[WHAT YOU WILL DO]: Search the data below for the string "this". Extract every line that contains it.
[BEGIN DATA EXCERPTS]
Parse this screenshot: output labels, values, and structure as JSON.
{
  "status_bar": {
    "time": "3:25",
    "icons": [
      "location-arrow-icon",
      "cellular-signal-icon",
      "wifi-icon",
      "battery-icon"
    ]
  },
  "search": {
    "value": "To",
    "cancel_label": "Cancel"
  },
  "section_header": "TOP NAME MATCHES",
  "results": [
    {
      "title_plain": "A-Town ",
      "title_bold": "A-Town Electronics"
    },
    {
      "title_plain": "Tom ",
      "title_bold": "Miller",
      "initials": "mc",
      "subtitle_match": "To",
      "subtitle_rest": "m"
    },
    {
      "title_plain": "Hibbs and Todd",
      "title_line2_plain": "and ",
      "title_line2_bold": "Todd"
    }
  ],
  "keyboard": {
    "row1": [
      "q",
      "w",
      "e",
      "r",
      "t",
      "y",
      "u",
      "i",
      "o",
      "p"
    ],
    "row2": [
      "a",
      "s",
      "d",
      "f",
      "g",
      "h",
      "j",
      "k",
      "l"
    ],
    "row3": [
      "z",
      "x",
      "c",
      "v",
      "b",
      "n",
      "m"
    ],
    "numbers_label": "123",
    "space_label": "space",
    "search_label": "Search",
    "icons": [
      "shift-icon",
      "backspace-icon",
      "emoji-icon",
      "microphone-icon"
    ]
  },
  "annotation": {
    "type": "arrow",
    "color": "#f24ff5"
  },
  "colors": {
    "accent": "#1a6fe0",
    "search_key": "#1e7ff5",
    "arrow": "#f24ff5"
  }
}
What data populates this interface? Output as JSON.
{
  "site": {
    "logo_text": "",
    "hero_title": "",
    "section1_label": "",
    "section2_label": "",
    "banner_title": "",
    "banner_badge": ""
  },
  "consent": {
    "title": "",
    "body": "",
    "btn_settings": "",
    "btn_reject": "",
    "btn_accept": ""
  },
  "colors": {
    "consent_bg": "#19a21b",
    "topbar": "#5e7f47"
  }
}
[END DATA EXCERPTS]
[THE OUTPUT]:
Parse this screenshot: output labels, values, and structure as JSON.
What data populates this interface? Output as JSON.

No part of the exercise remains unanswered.